Stored items from a collection:
-*-*-

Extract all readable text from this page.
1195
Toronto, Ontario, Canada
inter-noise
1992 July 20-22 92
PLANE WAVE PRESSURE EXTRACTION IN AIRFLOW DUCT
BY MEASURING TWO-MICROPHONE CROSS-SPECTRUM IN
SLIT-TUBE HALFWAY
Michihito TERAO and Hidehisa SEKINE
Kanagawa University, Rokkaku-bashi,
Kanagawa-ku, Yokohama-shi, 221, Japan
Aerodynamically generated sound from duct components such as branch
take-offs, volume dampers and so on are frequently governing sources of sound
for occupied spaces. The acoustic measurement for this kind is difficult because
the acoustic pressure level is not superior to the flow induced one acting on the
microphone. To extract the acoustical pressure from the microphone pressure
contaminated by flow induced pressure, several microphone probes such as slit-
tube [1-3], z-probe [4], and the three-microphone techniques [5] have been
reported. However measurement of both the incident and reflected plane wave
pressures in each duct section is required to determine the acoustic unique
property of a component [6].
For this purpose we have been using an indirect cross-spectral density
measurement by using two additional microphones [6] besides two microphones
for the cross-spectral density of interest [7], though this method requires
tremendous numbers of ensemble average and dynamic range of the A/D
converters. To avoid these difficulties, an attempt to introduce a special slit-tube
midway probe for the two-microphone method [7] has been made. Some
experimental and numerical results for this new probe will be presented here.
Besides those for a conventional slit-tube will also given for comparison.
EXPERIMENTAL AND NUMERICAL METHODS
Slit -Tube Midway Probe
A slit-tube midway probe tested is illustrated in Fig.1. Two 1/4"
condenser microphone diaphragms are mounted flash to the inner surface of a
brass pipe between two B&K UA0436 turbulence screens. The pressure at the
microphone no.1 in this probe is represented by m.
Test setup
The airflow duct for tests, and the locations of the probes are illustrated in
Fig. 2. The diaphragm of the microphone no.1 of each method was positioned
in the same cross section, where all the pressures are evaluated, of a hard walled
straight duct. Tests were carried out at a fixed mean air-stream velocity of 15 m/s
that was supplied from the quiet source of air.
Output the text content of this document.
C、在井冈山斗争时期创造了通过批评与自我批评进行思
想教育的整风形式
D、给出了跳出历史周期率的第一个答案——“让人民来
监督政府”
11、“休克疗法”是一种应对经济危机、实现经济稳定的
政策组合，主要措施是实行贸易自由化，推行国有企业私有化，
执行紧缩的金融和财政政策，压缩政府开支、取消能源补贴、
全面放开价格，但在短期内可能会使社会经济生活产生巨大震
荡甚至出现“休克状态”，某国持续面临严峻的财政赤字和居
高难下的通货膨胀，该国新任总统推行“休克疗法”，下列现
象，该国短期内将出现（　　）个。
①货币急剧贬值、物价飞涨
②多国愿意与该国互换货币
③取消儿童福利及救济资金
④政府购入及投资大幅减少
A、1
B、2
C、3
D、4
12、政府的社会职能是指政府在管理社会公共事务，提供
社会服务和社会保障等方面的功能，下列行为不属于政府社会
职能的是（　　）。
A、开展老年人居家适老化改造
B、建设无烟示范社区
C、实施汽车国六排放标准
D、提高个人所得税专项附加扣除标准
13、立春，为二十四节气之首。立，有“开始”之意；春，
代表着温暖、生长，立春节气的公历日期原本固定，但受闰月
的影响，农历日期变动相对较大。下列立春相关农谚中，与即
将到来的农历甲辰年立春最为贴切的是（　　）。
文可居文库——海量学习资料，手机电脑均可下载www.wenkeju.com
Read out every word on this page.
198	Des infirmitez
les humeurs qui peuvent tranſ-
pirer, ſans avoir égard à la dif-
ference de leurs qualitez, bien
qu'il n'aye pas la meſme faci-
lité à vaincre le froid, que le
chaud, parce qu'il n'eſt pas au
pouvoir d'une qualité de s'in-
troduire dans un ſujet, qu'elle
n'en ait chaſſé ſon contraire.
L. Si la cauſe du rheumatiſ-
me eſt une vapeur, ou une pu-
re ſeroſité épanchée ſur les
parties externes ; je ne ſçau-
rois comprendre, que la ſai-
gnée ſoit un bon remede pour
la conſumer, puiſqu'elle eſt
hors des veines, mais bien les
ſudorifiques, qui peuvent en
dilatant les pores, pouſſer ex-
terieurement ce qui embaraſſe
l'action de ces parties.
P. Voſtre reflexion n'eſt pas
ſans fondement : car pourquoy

-*-*-

▶ [Prompt]: Read the lines above. Gather those in which the string "have" is found.

▶ [Response below]:
tube [1-3], z-probe [4], and the three-microphone techniques [5] have been
For this purpose we have been using an indirect cross-spectral density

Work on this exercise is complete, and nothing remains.